▶ _Task details_
Give all the lines below again, exactly, with no pictures.

▶ _Given records_
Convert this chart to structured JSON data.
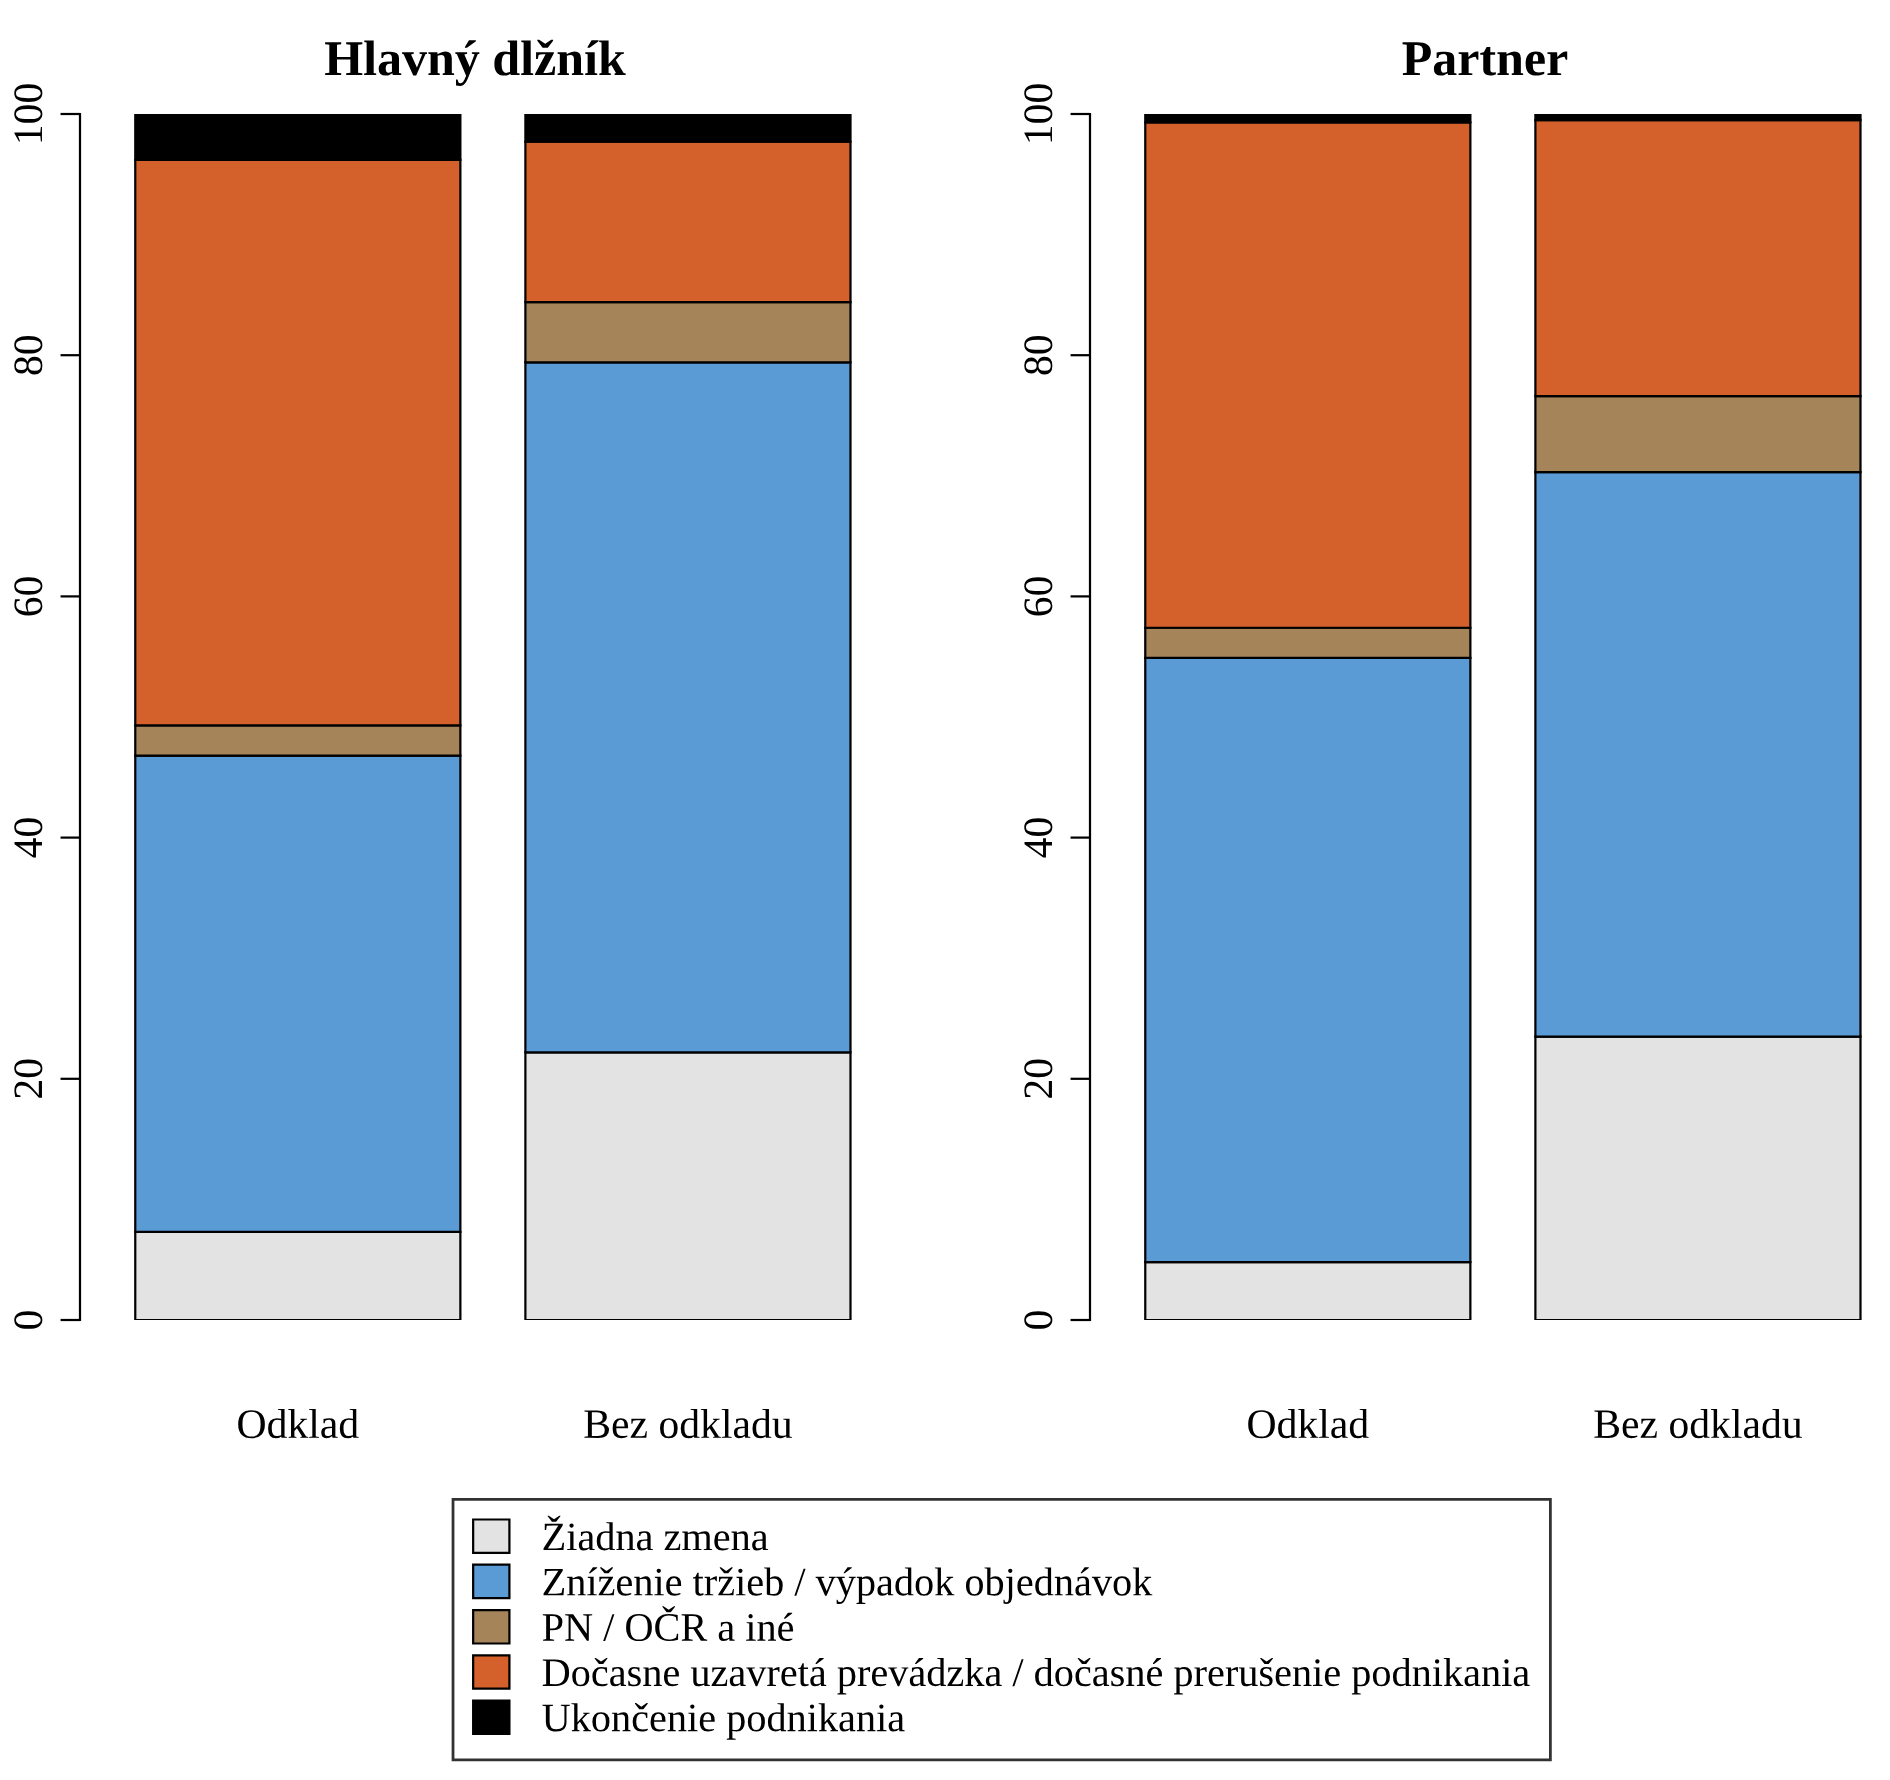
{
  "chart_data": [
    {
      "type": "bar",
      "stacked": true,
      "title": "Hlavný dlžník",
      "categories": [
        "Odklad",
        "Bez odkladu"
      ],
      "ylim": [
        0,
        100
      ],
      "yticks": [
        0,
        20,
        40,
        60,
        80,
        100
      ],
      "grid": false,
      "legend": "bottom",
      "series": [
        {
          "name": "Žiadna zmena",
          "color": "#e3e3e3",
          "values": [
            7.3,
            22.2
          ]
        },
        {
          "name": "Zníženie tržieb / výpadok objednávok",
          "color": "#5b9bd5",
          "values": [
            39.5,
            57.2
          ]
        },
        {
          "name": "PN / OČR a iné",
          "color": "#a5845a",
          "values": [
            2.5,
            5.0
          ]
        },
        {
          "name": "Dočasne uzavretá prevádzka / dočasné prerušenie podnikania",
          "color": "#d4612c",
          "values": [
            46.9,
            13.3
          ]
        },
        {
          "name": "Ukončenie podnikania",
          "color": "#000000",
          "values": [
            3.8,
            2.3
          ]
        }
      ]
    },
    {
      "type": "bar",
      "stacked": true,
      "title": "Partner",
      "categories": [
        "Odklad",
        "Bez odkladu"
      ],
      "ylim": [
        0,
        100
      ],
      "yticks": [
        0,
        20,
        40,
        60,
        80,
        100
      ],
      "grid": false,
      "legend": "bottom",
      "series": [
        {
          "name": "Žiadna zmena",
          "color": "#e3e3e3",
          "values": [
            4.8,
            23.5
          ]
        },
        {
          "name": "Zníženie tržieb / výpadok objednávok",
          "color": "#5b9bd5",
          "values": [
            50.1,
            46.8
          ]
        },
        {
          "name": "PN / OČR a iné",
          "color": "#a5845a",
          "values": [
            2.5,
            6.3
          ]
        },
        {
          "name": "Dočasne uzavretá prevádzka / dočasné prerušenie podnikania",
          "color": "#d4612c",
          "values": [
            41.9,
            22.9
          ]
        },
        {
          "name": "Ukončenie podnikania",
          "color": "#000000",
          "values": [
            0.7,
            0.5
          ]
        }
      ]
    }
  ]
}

▶ _Response to this task_
Convert this chart to structured JSON data.
{
  "chart_data": [
    {
      "type": "bar",
      "stacked": true,
      "title": "Hlavný dlžník",
      "categories": [
        "Odklad",
        "Bez odkladu"
      ],
      "ylim": [
        0,
        100
      ],
      "yticks": [
        0,
        20,
        40,
        60,
        80,
        100
      ],
      "grid": false,
      "legend": "bottom",
      "series": [
        {
          "name": "Žiadna zmena",
          "color": "#e3e3e3",
          "values": [
            7.3,
            22.2
          ]
        },
        {
          "name": "Zníženie tržieb / výpadok objednávok",
          "color": "#5b9bd5",
          "values": [
            39.5,
            57.2
          ]
        },
        {
          "name": "PN / OČR a iné",
          "color": "#a5845a",
          "values": [
            2.5,
            5.0
          ]
        },
        {
          "name": "Dočasne uzavretá prevádzka / dočasné prerušenie podnikania",
          "color": "#d4612c",
          "values": [
            46.9,
            13.3
          ]
        },
        {
          "name": "Ukončenie podnikania",
          "color": "#000000",
          "values": [
            3.8,
            2.3
          ]
        }
      ]
    },
    {
      "type": "bar",
      "stacked": true,
      "title": "Partner",
      "categories": [
        "Odklad",
        "Bez odkladu"
      ],
      "ylim": [
        0,
        100
      ],
      "yticks": [
        0,
        20,
        40,
        60,
        80,
        100
      ],
      "grid": false,
      "legend": "bottom",
      "series": [
        {
          "name": "Žiadna zmena",
          "color": "#e3e3e3",
          "values": [
            4.8,
            23.5
          ]
        },
        {
          "name": "Zníženie tržieb / výpadok objednávok",
          "color": "#5b9bd5",
          "values": [
            50.1,
            46.8
          ]
        },
        {
          "name": "PN / OČR a iné",
          "color": "#a5845a",
          "values": [
            2.5,
            6.3
          ]
        },
        {
          "name": "Dočasne uzavretá prevádzka / dočasné prerušenie podnikania",
          "color": "#d4612c",
          "values": [
            41.9,
            22.9
          ]
        },
        {
          "name": "Ukončenie podnikania",
          "color": "#000000",
          "values": [
            0.7,
            0.5
          ]
        }
      ]
    }
  ]
}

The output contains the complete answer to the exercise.